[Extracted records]
——————————
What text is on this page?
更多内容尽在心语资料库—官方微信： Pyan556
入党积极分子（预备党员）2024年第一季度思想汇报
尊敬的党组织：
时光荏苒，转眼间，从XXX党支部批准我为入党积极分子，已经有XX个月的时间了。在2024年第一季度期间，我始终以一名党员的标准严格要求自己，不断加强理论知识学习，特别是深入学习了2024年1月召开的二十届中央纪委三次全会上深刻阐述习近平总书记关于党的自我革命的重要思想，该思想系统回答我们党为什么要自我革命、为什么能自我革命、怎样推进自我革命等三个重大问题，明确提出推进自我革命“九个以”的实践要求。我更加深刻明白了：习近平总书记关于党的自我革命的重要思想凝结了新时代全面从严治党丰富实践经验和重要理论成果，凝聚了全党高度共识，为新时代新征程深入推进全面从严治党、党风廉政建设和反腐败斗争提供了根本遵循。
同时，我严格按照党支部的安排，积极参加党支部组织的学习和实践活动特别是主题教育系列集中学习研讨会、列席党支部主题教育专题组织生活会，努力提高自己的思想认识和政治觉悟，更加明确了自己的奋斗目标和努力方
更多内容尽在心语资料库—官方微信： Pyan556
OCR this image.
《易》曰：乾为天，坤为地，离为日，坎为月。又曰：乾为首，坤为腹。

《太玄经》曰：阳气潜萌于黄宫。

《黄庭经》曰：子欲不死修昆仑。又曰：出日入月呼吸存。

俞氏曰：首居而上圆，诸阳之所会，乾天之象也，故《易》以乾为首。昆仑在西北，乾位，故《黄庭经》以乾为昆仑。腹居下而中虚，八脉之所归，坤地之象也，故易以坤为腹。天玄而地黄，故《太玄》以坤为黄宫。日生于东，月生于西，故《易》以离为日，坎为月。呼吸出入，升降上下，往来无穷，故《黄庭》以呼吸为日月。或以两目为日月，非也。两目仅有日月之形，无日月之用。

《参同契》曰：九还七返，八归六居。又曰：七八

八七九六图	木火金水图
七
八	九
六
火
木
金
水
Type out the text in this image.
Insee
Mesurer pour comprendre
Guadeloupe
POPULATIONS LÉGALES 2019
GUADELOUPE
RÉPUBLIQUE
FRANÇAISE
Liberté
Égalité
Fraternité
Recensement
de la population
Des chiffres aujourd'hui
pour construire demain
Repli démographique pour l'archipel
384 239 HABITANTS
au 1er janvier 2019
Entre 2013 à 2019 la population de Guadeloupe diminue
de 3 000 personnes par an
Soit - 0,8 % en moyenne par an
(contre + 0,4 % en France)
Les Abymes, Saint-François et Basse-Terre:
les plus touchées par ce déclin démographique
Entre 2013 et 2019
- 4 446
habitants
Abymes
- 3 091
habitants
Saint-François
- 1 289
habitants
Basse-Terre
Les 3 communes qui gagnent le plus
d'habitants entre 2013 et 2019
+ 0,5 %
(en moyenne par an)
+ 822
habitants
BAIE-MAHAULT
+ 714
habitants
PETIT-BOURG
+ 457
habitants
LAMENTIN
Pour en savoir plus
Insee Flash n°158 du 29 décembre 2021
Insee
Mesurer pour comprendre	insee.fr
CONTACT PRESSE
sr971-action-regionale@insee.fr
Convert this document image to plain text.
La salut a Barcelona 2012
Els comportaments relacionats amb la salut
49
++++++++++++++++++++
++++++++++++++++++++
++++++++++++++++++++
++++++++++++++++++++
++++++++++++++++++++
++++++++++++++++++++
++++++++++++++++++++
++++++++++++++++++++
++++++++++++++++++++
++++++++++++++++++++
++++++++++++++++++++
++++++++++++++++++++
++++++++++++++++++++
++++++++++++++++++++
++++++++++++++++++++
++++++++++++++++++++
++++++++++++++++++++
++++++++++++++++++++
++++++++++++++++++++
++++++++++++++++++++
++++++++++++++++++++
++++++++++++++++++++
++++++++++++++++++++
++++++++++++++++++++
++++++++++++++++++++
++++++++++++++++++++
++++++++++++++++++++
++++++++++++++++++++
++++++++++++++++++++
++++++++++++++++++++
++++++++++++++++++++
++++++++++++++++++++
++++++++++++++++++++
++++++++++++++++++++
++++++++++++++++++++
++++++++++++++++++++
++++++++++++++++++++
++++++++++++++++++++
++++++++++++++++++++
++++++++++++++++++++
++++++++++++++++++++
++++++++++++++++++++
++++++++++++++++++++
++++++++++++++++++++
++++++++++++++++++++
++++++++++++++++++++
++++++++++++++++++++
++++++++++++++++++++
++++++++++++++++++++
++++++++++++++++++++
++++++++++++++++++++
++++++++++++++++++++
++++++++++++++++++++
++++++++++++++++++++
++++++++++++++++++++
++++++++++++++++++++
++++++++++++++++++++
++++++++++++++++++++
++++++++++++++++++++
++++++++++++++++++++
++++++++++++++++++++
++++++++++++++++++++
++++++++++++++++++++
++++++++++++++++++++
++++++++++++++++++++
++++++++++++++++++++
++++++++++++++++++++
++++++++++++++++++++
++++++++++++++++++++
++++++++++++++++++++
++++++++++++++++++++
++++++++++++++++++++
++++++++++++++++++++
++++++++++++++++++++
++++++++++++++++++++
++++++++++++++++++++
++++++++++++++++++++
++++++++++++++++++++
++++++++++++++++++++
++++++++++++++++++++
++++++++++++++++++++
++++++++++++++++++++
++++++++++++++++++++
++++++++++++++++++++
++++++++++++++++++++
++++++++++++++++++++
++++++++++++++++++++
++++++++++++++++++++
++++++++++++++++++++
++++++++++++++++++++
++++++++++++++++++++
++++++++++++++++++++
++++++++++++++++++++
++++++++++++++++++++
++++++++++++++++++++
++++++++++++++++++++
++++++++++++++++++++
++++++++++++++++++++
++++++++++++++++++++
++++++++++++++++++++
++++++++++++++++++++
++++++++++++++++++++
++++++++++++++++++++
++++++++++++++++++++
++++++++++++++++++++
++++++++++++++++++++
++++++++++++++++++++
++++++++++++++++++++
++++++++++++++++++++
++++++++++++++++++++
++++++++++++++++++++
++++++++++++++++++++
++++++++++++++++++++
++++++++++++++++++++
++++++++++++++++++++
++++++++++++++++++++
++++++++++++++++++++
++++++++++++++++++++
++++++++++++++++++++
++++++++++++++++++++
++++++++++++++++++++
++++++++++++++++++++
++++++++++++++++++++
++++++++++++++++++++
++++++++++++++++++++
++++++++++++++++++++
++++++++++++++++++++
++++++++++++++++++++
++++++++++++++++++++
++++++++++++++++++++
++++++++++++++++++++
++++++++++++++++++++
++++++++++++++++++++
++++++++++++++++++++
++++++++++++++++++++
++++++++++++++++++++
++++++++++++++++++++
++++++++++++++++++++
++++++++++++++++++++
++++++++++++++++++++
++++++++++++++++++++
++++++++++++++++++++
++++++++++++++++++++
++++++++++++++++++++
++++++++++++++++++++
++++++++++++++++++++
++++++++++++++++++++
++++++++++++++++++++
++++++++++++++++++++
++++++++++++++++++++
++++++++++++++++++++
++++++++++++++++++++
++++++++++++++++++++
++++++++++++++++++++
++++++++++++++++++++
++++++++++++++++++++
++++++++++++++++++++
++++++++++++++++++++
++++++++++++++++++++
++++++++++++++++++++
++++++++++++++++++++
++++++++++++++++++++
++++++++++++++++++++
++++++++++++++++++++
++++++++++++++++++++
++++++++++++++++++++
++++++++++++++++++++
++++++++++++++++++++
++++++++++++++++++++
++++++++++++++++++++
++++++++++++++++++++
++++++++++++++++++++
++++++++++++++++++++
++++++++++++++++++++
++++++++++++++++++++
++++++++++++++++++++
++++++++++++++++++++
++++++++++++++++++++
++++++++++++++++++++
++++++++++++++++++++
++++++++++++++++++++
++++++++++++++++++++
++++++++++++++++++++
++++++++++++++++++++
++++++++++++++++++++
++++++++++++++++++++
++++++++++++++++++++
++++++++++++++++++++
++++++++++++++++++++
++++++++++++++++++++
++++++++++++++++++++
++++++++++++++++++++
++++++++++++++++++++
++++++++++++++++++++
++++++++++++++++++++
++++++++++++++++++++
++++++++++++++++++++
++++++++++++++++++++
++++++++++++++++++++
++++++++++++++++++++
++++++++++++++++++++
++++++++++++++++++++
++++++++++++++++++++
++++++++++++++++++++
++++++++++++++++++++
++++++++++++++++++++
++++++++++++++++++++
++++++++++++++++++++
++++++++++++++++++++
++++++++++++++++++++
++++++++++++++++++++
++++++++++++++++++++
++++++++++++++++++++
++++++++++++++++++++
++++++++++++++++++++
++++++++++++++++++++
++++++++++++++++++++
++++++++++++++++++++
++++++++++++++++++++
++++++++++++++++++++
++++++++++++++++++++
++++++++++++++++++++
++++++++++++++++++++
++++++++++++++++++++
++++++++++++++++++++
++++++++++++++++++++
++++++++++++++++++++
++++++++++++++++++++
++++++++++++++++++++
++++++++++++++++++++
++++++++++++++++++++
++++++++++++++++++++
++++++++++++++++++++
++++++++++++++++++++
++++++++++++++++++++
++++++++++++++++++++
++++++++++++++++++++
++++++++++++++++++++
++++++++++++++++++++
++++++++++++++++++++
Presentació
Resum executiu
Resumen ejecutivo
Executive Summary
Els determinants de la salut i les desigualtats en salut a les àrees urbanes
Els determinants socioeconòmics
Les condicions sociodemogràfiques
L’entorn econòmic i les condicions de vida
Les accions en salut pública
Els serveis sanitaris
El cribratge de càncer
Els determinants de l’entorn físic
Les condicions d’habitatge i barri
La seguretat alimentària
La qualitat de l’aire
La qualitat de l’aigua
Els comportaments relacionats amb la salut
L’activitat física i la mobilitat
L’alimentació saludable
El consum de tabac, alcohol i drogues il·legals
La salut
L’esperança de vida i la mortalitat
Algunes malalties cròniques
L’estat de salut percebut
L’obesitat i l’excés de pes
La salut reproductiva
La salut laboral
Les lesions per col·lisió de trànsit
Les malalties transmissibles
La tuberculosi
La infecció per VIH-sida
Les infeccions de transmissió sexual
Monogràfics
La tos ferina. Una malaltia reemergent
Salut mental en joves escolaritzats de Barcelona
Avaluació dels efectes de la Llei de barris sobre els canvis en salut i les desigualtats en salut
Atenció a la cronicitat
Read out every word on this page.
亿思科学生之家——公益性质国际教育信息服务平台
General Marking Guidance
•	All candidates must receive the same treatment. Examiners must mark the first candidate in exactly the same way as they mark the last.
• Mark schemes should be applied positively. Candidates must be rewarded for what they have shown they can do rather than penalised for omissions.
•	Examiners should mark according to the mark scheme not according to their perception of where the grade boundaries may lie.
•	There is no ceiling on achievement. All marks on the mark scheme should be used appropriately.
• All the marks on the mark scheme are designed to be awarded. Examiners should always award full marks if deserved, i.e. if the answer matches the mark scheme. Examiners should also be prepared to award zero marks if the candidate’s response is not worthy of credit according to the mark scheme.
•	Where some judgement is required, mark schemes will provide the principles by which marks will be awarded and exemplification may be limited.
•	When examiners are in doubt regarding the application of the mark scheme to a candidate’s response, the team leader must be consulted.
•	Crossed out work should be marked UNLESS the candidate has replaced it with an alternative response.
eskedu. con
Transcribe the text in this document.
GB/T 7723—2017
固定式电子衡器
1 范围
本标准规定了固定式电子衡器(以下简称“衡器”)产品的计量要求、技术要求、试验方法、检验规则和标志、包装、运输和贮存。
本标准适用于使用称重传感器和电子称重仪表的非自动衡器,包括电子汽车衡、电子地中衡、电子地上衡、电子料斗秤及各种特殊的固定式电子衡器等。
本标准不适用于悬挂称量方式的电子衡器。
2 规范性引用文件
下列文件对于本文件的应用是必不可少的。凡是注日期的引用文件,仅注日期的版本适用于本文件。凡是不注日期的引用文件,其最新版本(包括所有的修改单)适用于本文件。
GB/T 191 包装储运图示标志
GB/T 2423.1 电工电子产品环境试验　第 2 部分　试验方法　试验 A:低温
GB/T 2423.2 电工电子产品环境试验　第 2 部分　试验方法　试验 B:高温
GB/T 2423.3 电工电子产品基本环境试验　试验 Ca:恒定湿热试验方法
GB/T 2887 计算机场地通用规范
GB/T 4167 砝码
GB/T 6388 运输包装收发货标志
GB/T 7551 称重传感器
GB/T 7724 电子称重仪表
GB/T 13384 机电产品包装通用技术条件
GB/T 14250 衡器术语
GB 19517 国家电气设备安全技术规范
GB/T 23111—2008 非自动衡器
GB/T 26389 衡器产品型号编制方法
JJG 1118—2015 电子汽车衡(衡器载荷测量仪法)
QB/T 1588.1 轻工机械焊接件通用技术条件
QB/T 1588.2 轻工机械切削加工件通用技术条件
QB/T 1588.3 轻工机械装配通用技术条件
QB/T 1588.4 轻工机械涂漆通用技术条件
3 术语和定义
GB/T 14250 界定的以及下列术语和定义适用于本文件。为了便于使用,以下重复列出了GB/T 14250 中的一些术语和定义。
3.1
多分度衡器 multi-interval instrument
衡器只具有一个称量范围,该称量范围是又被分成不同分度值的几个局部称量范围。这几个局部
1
——————————
§ **What needs to be done**: Among the lines of the listing, how many hold the string "text"? Respond with only the number.

§ **Result**: 4